## Given data
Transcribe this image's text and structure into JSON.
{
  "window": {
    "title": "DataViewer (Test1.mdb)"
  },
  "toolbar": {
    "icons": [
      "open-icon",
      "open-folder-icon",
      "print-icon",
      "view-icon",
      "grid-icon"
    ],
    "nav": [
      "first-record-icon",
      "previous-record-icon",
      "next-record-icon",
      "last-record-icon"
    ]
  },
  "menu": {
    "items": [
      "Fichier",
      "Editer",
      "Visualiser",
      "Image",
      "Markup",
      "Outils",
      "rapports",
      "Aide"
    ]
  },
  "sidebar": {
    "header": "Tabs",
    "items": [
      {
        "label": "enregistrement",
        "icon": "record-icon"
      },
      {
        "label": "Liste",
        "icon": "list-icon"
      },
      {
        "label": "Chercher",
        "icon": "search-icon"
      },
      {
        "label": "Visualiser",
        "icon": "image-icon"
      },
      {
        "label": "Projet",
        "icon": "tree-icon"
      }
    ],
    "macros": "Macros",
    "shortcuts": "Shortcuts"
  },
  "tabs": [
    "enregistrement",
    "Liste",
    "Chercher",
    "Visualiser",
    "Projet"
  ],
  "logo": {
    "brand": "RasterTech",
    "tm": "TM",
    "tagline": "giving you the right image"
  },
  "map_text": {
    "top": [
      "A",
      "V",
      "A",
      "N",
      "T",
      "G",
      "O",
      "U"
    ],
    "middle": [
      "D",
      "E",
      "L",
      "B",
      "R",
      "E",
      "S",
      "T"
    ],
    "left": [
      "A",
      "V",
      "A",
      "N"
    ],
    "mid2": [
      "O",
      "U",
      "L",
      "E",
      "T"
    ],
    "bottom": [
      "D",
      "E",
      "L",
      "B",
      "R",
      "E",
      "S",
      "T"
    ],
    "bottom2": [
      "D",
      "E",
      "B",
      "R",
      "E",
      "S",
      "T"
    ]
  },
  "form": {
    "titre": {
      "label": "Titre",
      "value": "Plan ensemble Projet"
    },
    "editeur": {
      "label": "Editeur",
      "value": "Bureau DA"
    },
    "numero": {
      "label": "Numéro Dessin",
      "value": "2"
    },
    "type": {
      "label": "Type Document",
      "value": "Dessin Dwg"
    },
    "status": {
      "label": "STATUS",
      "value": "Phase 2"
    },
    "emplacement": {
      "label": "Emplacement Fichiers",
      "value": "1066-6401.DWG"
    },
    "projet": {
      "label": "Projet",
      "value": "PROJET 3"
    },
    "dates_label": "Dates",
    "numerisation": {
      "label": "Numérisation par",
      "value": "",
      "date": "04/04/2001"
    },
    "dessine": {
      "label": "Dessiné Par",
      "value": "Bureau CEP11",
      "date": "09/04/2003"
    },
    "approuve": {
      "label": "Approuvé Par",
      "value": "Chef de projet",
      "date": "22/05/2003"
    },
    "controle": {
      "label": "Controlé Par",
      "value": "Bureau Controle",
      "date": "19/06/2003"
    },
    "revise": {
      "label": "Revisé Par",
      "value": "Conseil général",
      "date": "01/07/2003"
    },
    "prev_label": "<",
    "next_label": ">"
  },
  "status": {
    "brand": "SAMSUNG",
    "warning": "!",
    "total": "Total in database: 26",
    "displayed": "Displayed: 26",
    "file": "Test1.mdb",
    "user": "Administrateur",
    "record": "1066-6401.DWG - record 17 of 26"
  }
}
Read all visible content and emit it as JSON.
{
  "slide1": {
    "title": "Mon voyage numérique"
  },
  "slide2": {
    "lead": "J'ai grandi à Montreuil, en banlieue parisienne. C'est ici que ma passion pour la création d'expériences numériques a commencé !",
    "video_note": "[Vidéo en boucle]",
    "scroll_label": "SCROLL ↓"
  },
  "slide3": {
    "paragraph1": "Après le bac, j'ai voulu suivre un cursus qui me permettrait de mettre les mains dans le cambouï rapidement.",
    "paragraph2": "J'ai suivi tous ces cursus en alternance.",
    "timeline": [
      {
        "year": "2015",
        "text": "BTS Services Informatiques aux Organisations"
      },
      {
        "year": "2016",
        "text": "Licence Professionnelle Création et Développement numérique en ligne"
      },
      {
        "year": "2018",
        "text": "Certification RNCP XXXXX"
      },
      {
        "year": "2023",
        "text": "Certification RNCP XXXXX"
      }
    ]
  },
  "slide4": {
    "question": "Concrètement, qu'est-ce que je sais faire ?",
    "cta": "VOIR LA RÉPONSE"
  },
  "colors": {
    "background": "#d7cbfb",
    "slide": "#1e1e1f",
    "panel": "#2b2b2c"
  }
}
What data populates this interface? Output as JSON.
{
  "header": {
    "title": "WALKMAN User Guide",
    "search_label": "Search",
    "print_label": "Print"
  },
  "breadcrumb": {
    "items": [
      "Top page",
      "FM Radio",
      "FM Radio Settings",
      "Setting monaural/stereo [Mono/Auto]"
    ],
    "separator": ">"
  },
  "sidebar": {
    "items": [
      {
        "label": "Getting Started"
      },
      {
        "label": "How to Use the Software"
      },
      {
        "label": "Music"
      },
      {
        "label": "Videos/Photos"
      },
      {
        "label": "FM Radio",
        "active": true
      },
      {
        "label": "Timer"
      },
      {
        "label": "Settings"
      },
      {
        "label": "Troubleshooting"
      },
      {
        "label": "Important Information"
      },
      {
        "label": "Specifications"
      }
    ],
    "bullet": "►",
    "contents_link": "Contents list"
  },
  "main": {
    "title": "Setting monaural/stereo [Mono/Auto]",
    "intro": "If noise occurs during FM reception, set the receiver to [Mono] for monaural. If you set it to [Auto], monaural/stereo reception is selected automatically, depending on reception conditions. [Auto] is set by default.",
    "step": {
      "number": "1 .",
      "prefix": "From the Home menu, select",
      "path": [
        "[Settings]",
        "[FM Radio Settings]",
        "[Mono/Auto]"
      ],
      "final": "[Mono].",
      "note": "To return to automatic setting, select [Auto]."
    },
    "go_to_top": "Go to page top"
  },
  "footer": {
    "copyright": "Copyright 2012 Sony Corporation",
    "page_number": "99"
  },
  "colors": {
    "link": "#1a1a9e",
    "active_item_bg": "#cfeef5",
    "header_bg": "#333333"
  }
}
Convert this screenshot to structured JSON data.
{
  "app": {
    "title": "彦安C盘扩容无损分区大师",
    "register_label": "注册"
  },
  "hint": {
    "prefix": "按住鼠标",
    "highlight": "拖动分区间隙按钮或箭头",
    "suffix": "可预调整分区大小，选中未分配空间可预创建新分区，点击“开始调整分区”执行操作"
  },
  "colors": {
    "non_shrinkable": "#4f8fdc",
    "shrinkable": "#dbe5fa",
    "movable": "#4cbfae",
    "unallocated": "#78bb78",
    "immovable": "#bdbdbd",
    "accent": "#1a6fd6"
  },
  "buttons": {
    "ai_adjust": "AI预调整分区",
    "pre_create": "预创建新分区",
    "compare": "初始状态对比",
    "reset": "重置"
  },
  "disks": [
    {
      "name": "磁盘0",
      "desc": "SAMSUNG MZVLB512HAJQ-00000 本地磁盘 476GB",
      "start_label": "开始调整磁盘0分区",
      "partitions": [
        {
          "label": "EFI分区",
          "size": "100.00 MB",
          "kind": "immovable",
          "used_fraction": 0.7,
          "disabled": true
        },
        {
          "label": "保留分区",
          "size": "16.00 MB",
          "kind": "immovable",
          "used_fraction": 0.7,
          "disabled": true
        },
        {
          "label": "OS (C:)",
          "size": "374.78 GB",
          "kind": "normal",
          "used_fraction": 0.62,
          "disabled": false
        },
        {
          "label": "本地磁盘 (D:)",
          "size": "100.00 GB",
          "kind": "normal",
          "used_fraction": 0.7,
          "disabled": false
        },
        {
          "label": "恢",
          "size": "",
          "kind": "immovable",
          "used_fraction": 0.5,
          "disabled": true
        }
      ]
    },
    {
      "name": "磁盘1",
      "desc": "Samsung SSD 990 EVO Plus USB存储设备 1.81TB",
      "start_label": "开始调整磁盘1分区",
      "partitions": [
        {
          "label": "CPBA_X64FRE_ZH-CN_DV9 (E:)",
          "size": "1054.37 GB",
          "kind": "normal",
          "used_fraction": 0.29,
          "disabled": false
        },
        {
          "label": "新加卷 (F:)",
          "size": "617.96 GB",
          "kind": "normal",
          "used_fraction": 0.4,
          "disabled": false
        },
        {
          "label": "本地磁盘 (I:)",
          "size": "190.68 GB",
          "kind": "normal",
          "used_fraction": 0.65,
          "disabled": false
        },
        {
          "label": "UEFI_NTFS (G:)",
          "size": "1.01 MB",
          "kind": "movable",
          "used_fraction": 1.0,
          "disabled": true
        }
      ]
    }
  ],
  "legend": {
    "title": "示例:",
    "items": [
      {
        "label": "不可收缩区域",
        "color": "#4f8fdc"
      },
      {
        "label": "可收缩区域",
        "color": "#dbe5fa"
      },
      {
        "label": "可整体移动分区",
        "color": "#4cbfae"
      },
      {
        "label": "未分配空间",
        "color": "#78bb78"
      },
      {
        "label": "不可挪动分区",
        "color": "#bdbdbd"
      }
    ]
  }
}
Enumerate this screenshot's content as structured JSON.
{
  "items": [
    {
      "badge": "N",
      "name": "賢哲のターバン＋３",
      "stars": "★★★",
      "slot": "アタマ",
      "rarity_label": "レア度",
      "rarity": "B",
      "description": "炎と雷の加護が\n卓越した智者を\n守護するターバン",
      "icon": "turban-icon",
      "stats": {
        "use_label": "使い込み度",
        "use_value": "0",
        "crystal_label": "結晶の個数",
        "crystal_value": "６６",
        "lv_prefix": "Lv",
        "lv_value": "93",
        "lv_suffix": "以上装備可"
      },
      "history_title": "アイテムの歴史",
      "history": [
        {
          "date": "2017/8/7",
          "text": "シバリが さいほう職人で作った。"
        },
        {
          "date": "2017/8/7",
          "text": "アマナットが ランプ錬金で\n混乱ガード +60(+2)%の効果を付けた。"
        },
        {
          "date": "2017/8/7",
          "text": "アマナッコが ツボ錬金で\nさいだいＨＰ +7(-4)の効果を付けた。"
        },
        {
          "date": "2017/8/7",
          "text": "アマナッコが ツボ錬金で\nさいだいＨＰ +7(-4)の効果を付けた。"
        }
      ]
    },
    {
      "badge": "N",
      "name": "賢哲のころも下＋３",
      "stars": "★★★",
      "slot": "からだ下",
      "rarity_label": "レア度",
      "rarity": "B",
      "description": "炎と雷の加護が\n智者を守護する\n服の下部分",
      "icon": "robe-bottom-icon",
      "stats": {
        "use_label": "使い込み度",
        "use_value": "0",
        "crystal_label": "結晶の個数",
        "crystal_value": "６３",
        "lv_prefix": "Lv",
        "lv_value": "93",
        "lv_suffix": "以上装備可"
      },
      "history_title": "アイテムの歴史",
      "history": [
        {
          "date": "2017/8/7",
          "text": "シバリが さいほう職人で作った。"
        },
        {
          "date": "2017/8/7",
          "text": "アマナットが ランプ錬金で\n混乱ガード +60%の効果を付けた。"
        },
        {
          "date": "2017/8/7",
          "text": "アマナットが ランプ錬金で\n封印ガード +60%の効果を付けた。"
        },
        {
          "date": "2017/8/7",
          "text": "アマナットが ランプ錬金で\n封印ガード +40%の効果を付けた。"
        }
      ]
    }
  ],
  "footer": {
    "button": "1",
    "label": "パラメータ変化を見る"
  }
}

## Challenge
Looking at the material above, count the lines that hold "の効果を付けた" and give the total alone.

## The reply
6